→ STORED RECORDS:
_ _ _ _

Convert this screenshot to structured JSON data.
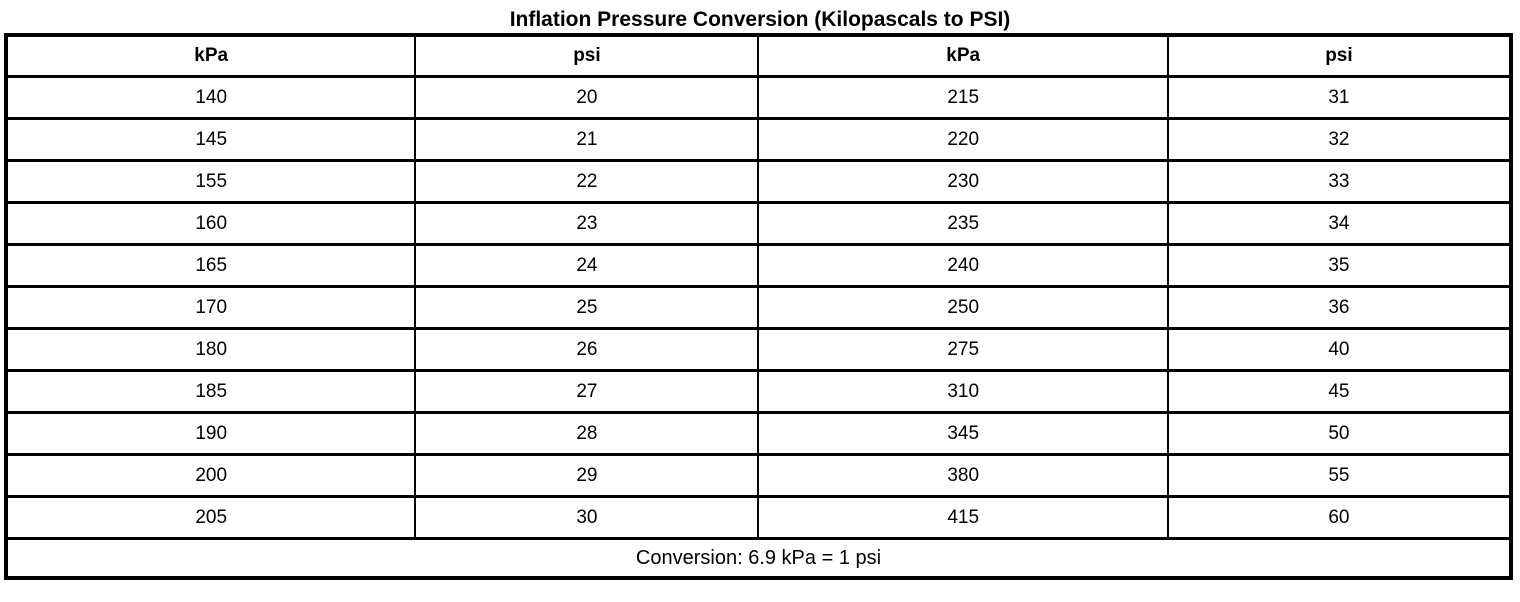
{
  "title": "Inflation Pressure Conversion (Kilopascals to PSI)",
  "table": {
    "headers": [
      "kPa",
      "psi",
      "kPa",
      "psi"
    ],
    "rows": [
      [
        "140",
        "20",
        "215",
        "31"
      ],
      [
        "145",
        "21",
        "220",
        "32"
      ],
      [
        "155",
        "22",
        "230",
        "33"
      ],
      [
        "160",
        "23",
        "235",
        "34"
      ],
      [
        "165",
        "24",
        "240",
        "35"
      ],
      [
        "170",
        "25",
        "250",
        "36"
      ],
      [
        "180",
        "26",
        "275",
        "40"
      ],
      [
        "185",
        "27",
        "310",
        "45"
      ],
      [
        "190",
        "28",
        "345",
        "50"
      ],
      [
        "200",
        "29",
        "380",
        "55"
      ],
      [
        "205",
        "30",
        "415",
        "60"
      ]
    ],
    "footer": "Conversion: 6.9 kPa = 1 psi"
  },
  "colors": {
    "border": "#000000",
    "background": "#ffffff",
    "text": "#000000"
  }
}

_ _ _ _

→ EXERCISE BRIEF:
Retype all the records shown above, character for character. Omit every picture.

→ TASK OUTPUT:
Convert this screenshot to structured JSON data.
{
  "title": "Inflation Pressure Conversion (Kilopascals to PSI)",
  "table": {
    "headers": [
      "kPa",
      "psi",
      "kPa",
      "psi"
    ],
    "rows": [
      [
        "140",
        "20",
        "215",
        "31"
      ],
      [
        "145",
        "21",
        "220",
        "32"
      ],
      [
        "155",
        "22",
        "230",
        "33"
      ],
      [
        "160",
        "23",
        "235",
        "34"
      ],
      [
        "165",
        "24",
        "240",
        "35"
      ],
      [
        "170",
        "25",
        "250",
        "36"
      ],
      [
        "180",
        "26",
        "275",
        "40"
      ],
      [
        "185",
        "27",
        "310",
        "45"
      ],
      [
        "190",
        "28",
        "345",
        "50"
      ],
      [
        "200",
        "29",
        "380",
        "55"
      ],
      [
        "205",
        "30",
        "415",
        "60"
      ]
    ],
    "footer": "Conversion: 6.9 kPa = 1 psi"
  },
  "colors": {
    "border": "#000000",
    "background": "#ffffff",
    "text": "#000000"
  }
}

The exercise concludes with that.